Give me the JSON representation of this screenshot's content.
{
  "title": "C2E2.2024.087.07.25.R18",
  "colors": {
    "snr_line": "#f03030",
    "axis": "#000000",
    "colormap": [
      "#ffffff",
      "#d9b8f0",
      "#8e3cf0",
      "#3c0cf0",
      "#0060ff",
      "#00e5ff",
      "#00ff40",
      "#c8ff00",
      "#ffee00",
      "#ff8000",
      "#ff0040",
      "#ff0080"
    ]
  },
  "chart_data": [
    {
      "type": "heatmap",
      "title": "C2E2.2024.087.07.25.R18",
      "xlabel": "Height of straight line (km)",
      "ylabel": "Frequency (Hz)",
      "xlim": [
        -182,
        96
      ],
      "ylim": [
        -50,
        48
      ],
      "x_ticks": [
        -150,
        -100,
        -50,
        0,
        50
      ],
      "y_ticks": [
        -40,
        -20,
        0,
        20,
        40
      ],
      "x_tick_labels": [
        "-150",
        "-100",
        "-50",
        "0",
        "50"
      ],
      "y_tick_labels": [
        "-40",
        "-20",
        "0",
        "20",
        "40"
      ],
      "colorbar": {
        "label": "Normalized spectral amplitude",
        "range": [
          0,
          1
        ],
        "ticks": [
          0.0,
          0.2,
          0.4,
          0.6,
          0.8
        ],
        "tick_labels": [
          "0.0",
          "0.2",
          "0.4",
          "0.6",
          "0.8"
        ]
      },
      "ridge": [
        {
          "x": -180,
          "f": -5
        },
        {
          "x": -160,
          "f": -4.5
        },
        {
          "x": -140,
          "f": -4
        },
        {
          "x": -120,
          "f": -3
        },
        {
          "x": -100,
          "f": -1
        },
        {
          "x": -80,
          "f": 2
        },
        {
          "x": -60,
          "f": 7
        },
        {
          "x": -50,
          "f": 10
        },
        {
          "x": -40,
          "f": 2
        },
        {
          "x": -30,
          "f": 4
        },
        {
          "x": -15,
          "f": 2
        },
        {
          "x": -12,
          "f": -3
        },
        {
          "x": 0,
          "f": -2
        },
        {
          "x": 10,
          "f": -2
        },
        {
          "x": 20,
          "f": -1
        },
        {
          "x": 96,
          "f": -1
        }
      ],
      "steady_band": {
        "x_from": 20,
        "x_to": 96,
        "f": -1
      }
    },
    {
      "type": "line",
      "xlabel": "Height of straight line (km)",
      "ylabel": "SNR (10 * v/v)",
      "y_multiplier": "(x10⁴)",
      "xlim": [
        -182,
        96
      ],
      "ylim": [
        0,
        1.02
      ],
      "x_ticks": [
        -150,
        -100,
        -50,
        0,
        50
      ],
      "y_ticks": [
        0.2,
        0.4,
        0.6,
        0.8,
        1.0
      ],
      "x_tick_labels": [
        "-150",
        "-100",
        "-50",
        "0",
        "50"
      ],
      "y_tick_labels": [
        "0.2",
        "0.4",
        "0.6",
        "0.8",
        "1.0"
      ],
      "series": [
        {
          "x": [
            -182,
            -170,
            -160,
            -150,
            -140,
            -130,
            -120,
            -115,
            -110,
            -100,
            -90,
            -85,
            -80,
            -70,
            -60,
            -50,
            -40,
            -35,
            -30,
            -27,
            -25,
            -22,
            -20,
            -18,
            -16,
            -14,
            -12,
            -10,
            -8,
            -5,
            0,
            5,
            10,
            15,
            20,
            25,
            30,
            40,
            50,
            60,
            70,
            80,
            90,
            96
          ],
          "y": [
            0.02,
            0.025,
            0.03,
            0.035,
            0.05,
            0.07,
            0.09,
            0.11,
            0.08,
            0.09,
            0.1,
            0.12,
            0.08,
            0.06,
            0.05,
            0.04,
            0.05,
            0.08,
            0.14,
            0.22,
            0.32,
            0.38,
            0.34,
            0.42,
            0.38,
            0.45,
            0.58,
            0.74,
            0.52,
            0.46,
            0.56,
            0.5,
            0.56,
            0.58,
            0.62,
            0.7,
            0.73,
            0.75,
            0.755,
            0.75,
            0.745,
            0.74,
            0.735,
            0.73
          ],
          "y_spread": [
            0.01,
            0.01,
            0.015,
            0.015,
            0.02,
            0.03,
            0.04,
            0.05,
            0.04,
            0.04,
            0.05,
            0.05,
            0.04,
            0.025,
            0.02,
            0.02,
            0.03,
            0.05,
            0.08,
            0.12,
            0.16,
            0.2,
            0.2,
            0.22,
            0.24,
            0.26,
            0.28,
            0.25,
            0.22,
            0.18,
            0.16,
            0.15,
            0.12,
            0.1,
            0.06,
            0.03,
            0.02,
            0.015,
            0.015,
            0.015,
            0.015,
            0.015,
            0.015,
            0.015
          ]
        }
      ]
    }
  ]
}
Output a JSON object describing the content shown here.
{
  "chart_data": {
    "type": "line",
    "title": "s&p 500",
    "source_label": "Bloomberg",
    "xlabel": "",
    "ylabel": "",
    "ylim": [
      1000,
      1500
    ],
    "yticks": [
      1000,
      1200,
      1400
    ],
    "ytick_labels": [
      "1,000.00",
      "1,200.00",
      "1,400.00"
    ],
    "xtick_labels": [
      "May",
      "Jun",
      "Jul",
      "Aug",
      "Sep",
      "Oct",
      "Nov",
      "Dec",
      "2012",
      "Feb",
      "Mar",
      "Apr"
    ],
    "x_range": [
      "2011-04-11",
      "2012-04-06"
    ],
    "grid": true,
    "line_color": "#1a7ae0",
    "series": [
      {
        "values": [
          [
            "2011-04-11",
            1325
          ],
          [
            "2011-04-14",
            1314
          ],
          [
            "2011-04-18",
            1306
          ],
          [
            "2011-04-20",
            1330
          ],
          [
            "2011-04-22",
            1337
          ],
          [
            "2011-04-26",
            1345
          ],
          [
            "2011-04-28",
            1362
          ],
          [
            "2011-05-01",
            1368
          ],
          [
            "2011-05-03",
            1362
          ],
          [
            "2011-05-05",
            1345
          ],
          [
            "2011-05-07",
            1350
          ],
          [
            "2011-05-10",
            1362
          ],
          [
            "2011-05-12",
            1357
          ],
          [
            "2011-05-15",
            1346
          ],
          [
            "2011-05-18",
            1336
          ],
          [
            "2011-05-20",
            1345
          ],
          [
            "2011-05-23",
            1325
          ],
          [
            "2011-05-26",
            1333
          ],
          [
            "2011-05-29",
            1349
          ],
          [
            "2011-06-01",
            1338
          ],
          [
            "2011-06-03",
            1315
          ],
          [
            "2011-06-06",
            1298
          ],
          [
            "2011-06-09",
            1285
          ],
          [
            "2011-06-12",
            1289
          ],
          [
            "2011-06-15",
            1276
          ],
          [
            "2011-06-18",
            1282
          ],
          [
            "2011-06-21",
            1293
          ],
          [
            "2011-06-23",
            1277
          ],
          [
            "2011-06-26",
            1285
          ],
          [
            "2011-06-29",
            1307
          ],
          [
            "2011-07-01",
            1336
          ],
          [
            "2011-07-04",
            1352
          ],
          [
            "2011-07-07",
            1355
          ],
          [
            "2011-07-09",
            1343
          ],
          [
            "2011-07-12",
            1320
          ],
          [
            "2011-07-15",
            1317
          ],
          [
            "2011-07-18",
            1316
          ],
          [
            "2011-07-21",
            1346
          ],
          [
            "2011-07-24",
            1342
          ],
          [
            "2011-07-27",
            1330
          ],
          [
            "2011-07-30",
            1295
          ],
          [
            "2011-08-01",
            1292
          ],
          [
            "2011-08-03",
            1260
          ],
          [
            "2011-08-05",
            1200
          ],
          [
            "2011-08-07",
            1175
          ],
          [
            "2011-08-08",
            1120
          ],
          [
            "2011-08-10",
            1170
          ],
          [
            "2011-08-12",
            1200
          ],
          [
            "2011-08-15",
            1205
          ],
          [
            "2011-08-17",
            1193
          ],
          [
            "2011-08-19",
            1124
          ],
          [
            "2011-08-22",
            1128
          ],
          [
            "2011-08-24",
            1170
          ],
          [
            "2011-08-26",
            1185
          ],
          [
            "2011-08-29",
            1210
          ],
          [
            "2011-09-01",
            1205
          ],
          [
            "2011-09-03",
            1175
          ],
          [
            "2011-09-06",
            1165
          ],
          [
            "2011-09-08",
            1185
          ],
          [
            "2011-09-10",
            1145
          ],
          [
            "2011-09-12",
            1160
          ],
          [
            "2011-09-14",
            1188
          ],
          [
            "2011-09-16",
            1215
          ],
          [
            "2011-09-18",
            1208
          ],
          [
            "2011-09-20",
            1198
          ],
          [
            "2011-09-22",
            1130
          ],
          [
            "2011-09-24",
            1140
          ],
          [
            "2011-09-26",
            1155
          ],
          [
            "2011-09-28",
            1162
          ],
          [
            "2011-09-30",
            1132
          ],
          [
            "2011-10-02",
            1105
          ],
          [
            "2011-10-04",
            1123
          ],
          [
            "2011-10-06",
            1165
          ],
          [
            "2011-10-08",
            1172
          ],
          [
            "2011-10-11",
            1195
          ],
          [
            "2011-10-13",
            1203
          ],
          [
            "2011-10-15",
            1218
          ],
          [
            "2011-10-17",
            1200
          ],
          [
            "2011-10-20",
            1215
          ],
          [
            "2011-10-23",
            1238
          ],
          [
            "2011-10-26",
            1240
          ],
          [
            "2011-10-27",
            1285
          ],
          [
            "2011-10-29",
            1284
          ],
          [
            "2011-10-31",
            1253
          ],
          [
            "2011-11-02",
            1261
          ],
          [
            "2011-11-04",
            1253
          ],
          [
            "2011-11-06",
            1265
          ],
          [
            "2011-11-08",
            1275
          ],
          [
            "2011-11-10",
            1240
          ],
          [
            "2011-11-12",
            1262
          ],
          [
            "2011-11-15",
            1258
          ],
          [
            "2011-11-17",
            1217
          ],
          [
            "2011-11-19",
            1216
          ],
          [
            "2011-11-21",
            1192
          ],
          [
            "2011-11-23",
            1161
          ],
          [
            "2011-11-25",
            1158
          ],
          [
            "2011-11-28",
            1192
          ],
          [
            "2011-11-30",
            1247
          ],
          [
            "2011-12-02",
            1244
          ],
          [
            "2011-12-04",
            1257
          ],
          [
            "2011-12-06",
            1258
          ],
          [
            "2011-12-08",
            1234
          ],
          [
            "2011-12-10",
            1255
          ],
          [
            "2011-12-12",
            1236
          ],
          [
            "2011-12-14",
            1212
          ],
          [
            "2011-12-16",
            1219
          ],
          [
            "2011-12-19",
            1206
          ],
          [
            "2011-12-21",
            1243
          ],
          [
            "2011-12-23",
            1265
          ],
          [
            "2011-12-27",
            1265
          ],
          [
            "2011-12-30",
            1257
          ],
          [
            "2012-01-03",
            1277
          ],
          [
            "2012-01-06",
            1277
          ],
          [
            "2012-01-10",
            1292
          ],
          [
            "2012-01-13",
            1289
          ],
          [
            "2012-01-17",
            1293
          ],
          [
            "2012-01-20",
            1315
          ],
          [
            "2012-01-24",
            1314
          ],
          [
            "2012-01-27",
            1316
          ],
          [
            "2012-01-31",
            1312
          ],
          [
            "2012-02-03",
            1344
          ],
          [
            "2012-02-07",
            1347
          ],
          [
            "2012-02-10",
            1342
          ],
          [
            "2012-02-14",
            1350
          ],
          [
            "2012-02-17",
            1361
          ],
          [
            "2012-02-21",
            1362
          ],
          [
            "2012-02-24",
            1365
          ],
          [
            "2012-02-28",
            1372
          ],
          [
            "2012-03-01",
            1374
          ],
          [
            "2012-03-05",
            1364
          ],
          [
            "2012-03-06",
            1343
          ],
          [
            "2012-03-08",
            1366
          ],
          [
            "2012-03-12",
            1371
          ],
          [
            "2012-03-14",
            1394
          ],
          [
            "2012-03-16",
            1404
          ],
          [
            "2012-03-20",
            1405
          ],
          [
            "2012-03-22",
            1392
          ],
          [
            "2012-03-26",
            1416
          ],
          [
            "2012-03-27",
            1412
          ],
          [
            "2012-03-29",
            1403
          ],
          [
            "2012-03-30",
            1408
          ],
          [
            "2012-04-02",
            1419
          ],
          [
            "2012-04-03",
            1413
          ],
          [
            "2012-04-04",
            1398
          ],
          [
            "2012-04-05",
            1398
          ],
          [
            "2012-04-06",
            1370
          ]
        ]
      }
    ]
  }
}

..........

Which lines in the records above contain the string "ylabel"? Copy each one.

      "ylabel": "Frequency (Hz)",
      "ylabel": "SNR (10 * v/v)",
    "ylabel": "",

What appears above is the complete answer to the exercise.